- _INSTRUCTIONS TO FOLLOW_: Would you return all of this data exactly, leaving nothing out?

Dataset entries
****

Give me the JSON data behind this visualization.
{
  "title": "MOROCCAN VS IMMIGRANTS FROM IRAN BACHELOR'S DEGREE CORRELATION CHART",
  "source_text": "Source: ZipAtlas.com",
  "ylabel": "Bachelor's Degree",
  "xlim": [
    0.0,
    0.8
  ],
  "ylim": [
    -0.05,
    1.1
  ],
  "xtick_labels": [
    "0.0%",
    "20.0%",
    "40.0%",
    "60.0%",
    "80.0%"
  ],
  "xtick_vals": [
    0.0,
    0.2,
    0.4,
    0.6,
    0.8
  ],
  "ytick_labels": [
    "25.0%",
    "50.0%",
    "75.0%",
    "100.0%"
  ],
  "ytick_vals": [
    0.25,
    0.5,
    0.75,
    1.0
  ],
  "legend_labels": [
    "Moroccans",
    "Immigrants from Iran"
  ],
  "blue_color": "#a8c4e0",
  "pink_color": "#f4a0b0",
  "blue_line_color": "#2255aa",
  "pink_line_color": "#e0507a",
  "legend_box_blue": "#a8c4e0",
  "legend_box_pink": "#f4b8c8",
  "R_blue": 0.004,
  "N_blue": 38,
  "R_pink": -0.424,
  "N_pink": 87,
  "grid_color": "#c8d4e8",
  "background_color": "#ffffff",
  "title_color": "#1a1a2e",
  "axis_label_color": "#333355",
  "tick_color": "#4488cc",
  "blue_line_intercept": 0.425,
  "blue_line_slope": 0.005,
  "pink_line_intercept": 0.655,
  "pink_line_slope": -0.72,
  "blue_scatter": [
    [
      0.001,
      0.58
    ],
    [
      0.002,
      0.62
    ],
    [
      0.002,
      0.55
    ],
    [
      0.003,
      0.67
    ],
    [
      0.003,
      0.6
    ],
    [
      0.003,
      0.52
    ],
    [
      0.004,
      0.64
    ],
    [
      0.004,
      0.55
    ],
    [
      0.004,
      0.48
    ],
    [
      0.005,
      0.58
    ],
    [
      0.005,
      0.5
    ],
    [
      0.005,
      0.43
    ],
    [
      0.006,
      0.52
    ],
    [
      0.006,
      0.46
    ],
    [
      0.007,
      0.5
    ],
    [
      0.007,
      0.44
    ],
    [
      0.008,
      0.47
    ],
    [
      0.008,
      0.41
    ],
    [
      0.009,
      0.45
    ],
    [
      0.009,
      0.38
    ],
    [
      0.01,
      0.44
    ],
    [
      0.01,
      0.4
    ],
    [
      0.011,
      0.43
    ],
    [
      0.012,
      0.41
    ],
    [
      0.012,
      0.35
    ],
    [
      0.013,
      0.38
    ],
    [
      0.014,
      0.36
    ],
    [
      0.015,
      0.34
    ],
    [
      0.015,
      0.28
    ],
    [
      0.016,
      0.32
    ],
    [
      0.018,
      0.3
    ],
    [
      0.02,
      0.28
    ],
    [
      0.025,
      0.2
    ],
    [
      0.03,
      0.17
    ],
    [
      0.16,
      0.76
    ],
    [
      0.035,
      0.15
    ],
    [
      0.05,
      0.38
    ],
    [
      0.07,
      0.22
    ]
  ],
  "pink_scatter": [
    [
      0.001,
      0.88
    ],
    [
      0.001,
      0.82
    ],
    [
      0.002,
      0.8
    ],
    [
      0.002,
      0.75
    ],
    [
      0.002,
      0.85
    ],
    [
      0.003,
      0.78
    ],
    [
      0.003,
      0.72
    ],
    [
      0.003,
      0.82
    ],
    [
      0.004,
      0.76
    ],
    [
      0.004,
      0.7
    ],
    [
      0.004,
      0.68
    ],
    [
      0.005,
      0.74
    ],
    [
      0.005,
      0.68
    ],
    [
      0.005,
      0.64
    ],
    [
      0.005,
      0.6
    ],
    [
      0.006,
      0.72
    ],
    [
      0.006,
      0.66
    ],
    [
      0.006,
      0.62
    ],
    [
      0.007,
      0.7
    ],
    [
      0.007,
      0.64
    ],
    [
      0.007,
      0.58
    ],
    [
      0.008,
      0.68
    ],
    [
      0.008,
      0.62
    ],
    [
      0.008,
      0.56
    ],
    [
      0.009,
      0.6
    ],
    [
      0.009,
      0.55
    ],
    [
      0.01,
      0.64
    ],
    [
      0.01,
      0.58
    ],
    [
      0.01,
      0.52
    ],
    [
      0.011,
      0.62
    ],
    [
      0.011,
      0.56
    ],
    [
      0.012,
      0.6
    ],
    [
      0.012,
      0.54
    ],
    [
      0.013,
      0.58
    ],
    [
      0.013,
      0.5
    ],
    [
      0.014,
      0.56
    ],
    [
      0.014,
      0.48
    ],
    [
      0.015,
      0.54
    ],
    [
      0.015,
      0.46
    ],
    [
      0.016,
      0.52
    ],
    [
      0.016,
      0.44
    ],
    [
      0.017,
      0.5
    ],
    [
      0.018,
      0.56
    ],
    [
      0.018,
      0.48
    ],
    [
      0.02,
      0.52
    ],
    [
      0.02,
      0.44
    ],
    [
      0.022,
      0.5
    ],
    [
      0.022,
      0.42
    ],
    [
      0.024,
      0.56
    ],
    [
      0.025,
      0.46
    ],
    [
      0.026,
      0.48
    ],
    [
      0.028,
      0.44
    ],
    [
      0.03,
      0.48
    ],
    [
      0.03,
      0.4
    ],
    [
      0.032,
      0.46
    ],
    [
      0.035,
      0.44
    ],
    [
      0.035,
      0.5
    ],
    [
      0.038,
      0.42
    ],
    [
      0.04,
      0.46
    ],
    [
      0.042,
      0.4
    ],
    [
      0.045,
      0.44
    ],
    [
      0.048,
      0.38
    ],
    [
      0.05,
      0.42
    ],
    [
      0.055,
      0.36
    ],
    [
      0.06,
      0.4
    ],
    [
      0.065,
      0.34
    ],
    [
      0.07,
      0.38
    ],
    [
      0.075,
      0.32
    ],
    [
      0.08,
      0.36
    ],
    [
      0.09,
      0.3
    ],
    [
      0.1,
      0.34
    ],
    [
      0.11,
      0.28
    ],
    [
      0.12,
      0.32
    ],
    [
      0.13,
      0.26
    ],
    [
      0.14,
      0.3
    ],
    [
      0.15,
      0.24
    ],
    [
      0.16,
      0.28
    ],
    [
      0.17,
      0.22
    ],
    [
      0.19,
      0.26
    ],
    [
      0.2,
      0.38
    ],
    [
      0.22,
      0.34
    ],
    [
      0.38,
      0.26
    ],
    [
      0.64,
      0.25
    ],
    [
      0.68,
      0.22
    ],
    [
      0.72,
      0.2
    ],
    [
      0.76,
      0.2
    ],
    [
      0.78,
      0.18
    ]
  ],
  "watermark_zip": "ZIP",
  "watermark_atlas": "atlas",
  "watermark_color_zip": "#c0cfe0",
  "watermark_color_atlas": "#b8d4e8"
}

****

- _TASK SOLUTION_:
Give me the JSON data behind this visualization.
{
  "title": "MOROCCAN VS IMMIGRANTS FROM IRAN BACHELOR'S DEGREE CORRELATION CHART",
  "source_text": "Source: ZipAtlas.com",
  "ylabel": "Bachelor's Degree",
  "xlim": [
    0.0,
    0.8
  ],
  "ylim": [
    -0.05,
    1.1
  ],
  "xtick_labels": [
    "0.0%",
    "20.0%",
    "40.0%",
    "60.0%",
    "80.0%"
  ],
  "xtick_vals": [
    0.0,
    0.2,
    0.4,
    0.6,
    0.8
  ],
  "ytick_labels": [
    "25.0%",
    "50.0%",
    "75.0%",
    "100.0%"
  ],
  "ytick_vals": [
    0.25,
    0.5,
    0.75,
    1.0
  ],
  "legend_labels": [
    "Moroccans",
    "Immigrants from Iran"
  ],
  "blue_color": "#a8c4e0",
  "pink_color": "#f4a0b0",
  "blue_line_color": "#2255aa",
  "pink_line_color": "#e0507a",
  "legend_box_blue": "#a8c4e0",
  "legend_box_pink": "#f4b8c8",
  "R_blue": 0.004,
  "N_blue": 38,
  "R_pink": -0.424,
  "N_pink": 87,
  "grid_color": "#c8d4e8",
  "background_color": "#ffffff",
  "title_color": "#1a1a2e",
  "axis_label_color": "#333355",
  "tick_color": "#4488cc",
  "blue_line_intercept": 0.425,
  "blue_line_slope": 0.005,
  "pink_line_intercept": 0.655,
  "pink_line_slope": -0.72,
  "blue_scatter": [
    [
      0.001,
      0.58
    ],
    [
      0.002,
      0.62
    ],
    [
      0.002,
      0.55
    ],
    [
      0.003,
      0.67
    ],
    [
      0.003,
      0.6
    ],
    [
      0.003,
      0.52
    ],
    [
      0.004,
      0.64
    ],
    [
      0.004,
      0.55
    ],
    [
      0.004,
      0.48
    ],
    [
      0.005,
      0.58
    ],
    [
      0.005,
      0.5
    ],
    [
      0.005,
      0.43
    ],
    [
      0.006,
      0.52
    ],
    [
      0.006,
      0.46
    ],
    [
      0.007,
      0.5
    ],
    [
      0.007,
      0.44
    ],
    [
      0.008,
      0.47
    ],
    [
      0.008,
      0.41
    ],
    [
      0.009,
      0.45
    ],
    [
      0.009,
      0.38
    ],
    [
      0.01,
      0.44
    ],
    [
      0.01,
      0.4
    ],
    [
      0.011,
      0.43
    ],
    [
      0.012,
      0.41
    ],
    [
      0.012,
      0.35
    ],
    [
      0.013,
      0.38
    ],
    [
      0.014,
      0.36
    ],
    [
      0.015,
      0.34
    ],
    [
      0.015,
      0.28
    ],
    [
      0.016,
      0.32
    ],
    [
      0.018,
      0.3
    ],
    [
      0.02,
      0.28
    ],
    [
      0.025,
      0.2
    ],
    [
      0.03,
      0.17
    ],
    [
      0.16,
      0.76
    ],
    [
      0.035,
      0.15
    ],
    [
      0.05,
      0.38
    ],
    [
      0.07,
      0.22
    ]
  ],
  "pink_scatter": [
    [
      0.001,
      0.88
    ],
    [
      0.001,
      0.82
    ],
    [
      0.002,
      0.8
    ],
    [
      0.002,
      0.75
    ],
    [
      0.002,
      0.85
    ],
    [
      0.003,
      0.78
    ],
    [
      0.003,
      0.72
    ],
    [
      0.003,
      0.82
    ],
    [
      0.004,
      0.76
    ],
    [
      0.004,
      0.7
    ],
    [
      0.004,
      0.68
    ],
    [
      0.005,
      0.74
    ],
    [
      0.005,
      0.68
    ],
    [
      0.005,
      0.64
    ],
    [
      0.005,
      0.6
    ],
    [
      0.006,
      0.72
    ],
    [
      0.006,
      0.66
    ],
    [
      0.006,
      0.62
    ],
    [
      0.007,
      0.7
    ],
    [
      0.007,
      0.64
    ],
    [
      0.007,
      0.58
    ],
    [
      0.008,
      0.68
    ],
    [
      0.008,
      0.62
    ],
    [
      0.008,
      0.56
    ],
    [
      0.009,
      0.6
    ],
    [
      0.009,
      0.55
    ],
    [
      0.01,
      0.64
    ],
    [
      0.01,
      0.58
    ],
    [
      0.01,
      0.52
    ],
    [
      0.011,
      0.62
    ],
    [
      0.011,
      0.56
    ],
    [
      0.012,
      0.6
    ],
    [
      0.012,
      0.54
    ],
    [
      0.013,
      0.58
    ],
    [
      0.013,
      0.5
    ],
    [
      0.014,
      0.56
    ],
    [
      0.014,
      0.48
    ],
    [
      0.015,
      0.54
    ],
    [
      0.015,
      0.46
    ],
    [
      0.016,
      0.52
    ],
    [
      0.016,
      0.44
    ],
    [
      0.017,
      0.5
    ],
    [
      0.018,
      0.56
    ],
    [
      0.018,
      0.48
    ],
    [
      0.02,
      0.52
    ],
    [
      0.02,
      0.44
    ],
    [
      0.022,
      0.5
    ],
    [
      0.022,
      0.42
    ],
    [
      0.024,
      0.56
    ],
    [
      0.025,
      0.46
    ],
    [
      0.026,
      0.48
    ],
    [
      0.028,
      0.44
    ],
    [
      0.03,
      0.48
    ],
    [
      0.03,
      0.4
    ],
    [
      0.032,
      0.46
    ],
    [
      0.035,
      0.44
    ],
    [
      0.035,
      0.5
    ],
    [
      0.038,
      0.42
    ],
    [
      0.04,
      0.46
    ],
    [
      0.042,
      0.4
    ],
    [
      0.045,
      0.44
    ],
    [
      0.048,
      0.38
    ],
    [
      0.05,
      0.42
    ],
    [
      0.055,
      0.36
    ],
    [
      0.06,
      0.4
    ],
    [
      0.065,
      0.34
    ],
    [
      0.07,
      0.38
    ],
    [
      0.075,
      0.32
    ],
    [
      0.08,
      0.36
    ],
    [
      0.09,
      0.3
    ],
    [
      0.1,
      0.34
    ],
    [
      0.11,
      0.28
    ],
    [
      0.12,
      0.32
    ],
    [
      0.13,
      0.26
    ],
    [
      0.14,
      0.3
    ],
    [
      0.15,
      0.24
    ],
    [
      0.16,
      0.28
    ],
    [
      0.17,
      0.22
    ],
    [
      0.19,
      0.26
    ],
    [
      0.2,
      0.38
    ],
    [
      0.22,
      0.34
    ],
    [
      0.38,
      0.26
    ],
    [
      0.64,
      0.25
    ],
    [
      0.68,
      0.22
    ],
    [
      0.72,
      0.2
    ],
    [
      0.76,
      0.2
    ],
    [
      0.78,
      0.18
    ]
  ],
  "watermark_zip": "ZIP",
  "watermark_atlas": "atlas",
  "watermark_color_zip": "#c0cfe0",
  "watermark_color_atlas": "#b8d4e8"
}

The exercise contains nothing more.